§ SUPPLIED ENTRIES:
──────────────────────────────
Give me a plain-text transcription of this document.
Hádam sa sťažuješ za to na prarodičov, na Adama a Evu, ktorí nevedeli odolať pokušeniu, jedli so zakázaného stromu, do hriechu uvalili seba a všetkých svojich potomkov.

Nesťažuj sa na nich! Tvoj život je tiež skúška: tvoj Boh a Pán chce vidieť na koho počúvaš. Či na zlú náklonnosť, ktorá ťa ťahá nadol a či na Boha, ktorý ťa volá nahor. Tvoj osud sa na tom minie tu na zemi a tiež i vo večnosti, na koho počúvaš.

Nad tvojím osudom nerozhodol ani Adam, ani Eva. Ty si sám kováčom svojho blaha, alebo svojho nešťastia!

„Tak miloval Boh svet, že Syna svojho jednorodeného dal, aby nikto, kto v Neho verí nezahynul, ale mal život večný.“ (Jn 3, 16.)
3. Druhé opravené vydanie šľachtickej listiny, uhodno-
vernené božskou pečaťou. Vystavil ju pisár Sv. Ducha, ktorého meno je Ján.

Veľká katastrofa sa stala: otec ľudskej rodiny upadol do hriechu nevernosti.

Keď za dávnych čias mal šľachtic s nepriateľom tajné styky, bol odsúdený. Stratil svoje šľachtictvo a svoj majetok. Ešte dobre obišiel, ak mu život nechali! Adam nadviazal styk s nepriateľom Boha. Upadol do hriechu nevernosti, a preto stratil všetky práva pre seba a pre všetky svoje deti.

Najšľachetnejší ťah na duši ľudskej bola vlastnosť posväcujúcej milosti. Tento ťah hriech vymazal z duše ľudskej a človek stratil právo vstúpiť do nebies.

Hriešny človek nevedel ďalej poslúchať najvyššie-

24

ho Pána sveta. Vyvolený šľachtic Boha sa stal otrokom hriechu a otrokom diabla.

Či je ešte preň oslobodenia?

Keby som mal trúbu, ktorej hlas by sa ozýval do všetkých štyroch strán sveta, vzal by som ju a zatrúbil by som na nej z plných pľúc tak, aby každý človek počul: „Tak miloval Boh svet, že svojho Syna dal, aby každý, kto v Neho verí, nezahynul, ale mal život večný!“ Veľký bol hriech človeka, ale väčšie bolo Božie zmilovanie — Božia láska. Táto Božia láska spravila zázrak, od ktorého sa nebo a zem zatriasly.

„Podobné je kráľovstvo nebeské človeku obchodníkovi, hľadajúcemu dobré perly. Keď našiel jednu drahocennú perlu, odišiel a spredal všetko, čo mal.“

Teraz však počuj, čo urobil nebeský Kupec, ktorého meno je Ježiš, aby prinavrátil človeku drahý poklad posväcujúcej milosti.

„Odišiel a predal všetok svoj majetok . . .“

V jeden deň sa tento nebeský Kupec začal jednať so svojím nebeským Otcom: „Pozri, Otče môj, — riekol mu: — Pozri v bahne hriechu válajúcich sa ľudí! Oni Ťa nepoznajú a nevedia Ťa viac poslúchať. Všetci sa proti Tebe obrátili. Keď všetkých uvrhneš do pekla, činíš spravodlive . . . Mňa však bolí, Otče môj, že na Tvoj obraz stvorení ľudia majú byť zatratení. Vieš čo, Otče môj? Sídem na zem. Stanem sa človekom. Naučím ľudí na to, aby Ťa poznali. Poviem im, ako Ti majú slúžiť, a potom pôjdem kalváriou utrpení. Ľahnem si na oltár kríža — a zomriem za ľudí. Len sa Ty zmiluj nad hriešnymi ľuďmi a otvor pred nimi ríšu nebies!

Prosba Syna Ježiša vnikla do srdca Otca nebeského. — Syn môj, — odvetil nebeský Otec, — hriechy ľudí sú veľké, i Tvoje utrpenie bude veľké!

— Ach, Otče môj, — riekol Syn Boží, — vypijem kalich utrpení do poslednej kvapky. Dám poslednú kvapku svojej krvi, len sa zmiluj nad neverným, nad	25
──────────────────────────────
§ WHAT YOU WILL DO: Return the full listing, character for character.

§ WRITTEN RESPONSE:
Give me a plain-text transcription of this document.
Hádam sa sťažuješ za to na prarodičov, na Adama a Evu, ktorí nevedeli odolať pokušeniu, jedli so zakázaného stromu, do hriechu uvalili seba a všetkých svojich potomkov.

Nesťažuj sa na nich! Tvoj život je tiež skúška: tvoj Boh a Pán chce vidieť na koho počúvaš. Či na zlú náklonnosť, ktorá ťa ťahá nadol a či na Boha, ktorý ťa volá nahor. Tvoj osud sa na tom minie tu na zemi a tiež i vo večnosti, na koho počúvaš.

Nad tvojím osudom nerozhodol ani Adam, ani Eva. Ty si sám kováčom svojho blaha, alebo svojho nešťastia!

„Tak miloval Boh svet, že Syna svojho jednorodeného dal, aby nikto, kto v Neho verí nezahynul, ale mal život večný.“ (Jn 3, 16.)
3. Druhé opravené vydanie šľachtickej listiny, uhodno-
vernené božskou pečaťou. Vystavil ju pisár Sv. Ducha, ktorého meno je Ján.

Veľká katastrofa sa stala: otec ľudskej rodiny upadol do hriechu nevernosti.

Keď za dávnych čias mal šľachtic s nepriateľom tajné styky, bol odsúdený. Stratil svoje šľachtictvo a svoj majetok. Ešte dobre obišiel, ak mu život nechali! Adam nadviazal styk s nepriateľom Boha. Upadol do hriechu nevernosti, a preto stratil všetky práva pre seba a pre všetky svoje deti.

Najšľachetnejší ťah na duši ľudskej bola vlastnosť posväcujúcej milosti. Tento ťah hriech vymazal z duše ľudskej a človek stratil právo vstúpiť do nebies.

Hriešny človek nevedel ďalej poslúchať najvyššie-

24

ho Pána sveta. Vyvolený šľachtic Boha sa stal otrokom hriechu a otrokom diabla.

Či je ešte preň oslobodenia?

Keby som mal trúbu, ktorej hlas by sa ozýval do všetkých štyroch strán sveta, vzal by som ju a zatrúbil by som na nej z plných pľúc tak, aby každý človek počul: „Tak miloval Boh svet, že svojho Syna dal, aby každý, kto v Neho verí, nezahynul, ale mal život večný!“ Veľký bol hriech človeka, ale väčšie bolo Božie zmilovanie — Božia láska. Táto Božia láska spravila zázrak, od ktorého sa nebo a zem zatriasly.

„Podobné je kráľovstvo nebeské človeku obchodníkovi, hľadajúcemu dobré perly. Keď našiel jednu drahocennú perlu, odišiel a spredal všetko, čo mal.“

Teraz však počuj, čo urobil nebeský Kupec, ktorého meno je Ježiš, aby prinavrátil človeku drahý poklad posväcujúcej milosti.

„Odišiel a predal všetok svoj majetok . . .“

V jeden deň sa tento nebeský Kupec začal jednať so svojím nebeským Otcom: „Pozri, Otče môj, — riekol mu: — Pozri v bahne hriechu válajúcich sa ľudí! Oni Ťa nepoznajú a nevedia Ťa viac poslúchať. Všetci sa proti Tebe obrátili. Keď všetkých uvrhneš do pekla, činíš spravodlive . . . Mňa však bolí, Otče môj, že na Tvoj obraz stvorení ľudia majú byť zatratení. Vieš čo, Otče môj? Sídem na zem. Stanem sa človekom. Naučím ľudí na to, aby Ťa poznali. Poviem im, ako Ti majú slúžiť, a potom pôjdem kalváriou utrpení. Ľahnem si na oltár kríža — a zomriem za ľudí. Len sa Ty zmiluj nad hriešnymi ľuďmi a otvor pred nimi ríšu nebies!

Prosba Syna Ježiša vnikla do srdca Otca nebeského. — Syn môj, — odvetil nebeský Otec, — hriechy ľudí sú veľké, i Tvoje utrpenie bude veľké!

— Ach, Otče môj, — riekol Syn Boží, — vypijem kalich utrpení do poslednej kvapky. Dám poslednú kvapku svojej krvi, len sa zmiluj nad neverným, nad	25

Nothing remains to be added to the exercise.